§ Task prompt
Print, exactly and completely, every entry in the data.

• • • • • • •

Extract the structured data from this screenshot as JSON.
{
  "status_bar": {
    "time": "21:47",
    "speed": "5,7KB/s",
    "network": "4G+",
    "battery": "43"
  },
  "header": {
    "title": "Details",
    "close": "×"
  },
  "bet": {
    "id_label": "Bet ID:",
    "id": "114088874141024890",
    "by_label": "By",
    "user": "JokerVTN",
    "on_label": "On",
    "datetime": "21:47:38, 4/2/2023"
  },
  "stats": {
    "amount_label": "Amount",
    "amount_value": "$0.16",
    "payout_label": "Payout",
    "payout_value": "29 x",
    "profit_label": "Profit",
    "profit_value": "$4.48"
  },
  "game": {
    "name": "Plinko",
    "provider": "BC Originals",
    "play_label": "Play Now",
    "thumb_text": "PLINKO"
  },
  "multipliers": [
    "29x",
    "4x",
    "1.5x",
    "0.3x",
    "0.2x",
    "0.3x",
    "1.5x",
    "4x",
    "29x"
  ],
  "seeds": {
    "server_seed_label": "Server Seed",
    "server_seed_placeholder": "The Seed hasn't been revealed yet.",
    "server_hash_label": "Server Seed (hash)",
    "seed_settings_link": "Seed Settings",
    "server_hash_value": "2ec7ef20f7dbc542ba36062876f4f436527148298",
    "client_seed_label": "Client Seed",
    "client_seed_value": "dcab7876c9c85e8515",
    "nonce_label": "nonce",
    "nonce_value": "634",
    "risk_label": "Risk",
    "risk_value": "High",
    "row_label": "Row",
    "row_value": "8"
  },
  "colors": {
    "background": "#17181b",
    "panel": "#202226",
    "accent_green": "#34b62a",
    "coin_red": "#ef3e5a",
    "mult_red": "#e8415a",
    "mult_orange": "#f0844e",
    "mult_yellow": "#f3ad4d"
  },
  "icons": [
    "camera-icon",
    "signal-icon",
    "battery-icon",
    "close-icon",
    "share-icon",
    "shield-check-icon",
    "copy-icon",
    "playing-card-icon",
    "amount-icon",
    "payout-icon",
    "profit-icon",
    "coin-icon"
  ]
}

• • • • • • •

§ Output of the exercise
Extract the structured data from this screenshot as JSON.
{
  "status_bar": {
    "time": "21:47",
    "speed": "5,7KB/s",
    "network": "4G+",
    "battery": "43"
  },
  "header": {
    "title": "Details",
    "close": "×"
  },
  "bet": {
    "id_label": "Bet ID:",
    "id": "114088874141024890",
    "by_label": "By",
    "user": "JokerVTN",
    "on_label": "On",
    "datetime": "21:47:38, 4/2/2023"
  },
  "stats": {
    "amount_label": "Amount",
    "amount_value": "$0.16",
    "payout_label": "Payout",
    "payout_value": "29 x",
    "profit_label": "Profit",
    "profit_value": "$4.48"
  },
  "game": {
    "name": "Plinko",
    "provider": "BC Originals",
    "play_label": "Play Now",
    "thumb_text": "PLINKO"
  },
  "multipliers": [
    "29x",
    "4x",
    "1.5x",
    "0.3x",
    "0.2x",
    "0.3x",
    "1.5x",
    "4x",
    "29x"
  ],
  "seeds": {
    "server_seed_label": "Server Seed",
    "server_seed_placeholder": "The Seed hasn't been revealed yet.",
    "server_hash_label": "Server Seed (hash)",
    "seed_settings_link": "Seed Settings",
    "server_hash_value": "2ec7ef20f7dbc542ba36062876f4f436527148298",
    "client_seed_label": "Client Seed",
    "client_seed_value": "dcab7876c9c85e8515",
    "nonce_label": "nonce",
    "nonce_value": "634",
    "risk_label": "Risk",
    "risk_value": "High",
    "row_label": "Row",
    "row_value": "8"
  },
  "colors": {
    "background": "#17181b",
    "panel": "#202226",
    "accent_green": "#34b62a",
    "coin_red": "#ef3e5a",
    "mult_red": "#e8415a",
    "mult_orange": "#f0844e",
    "mult_yellow": "#f3ad4d"
  },
  "icons": [
    "camera-icon",
    "signal-icon",
    "battery-icon",
    "close-icon",
    "share-icon",
    "shield-check-icon",
    "copy-icon",
    "playing-card-icon",
    "amount-icon",
    "payout-icon",
    "profit-icon",
    "coin-icon"
  ]
}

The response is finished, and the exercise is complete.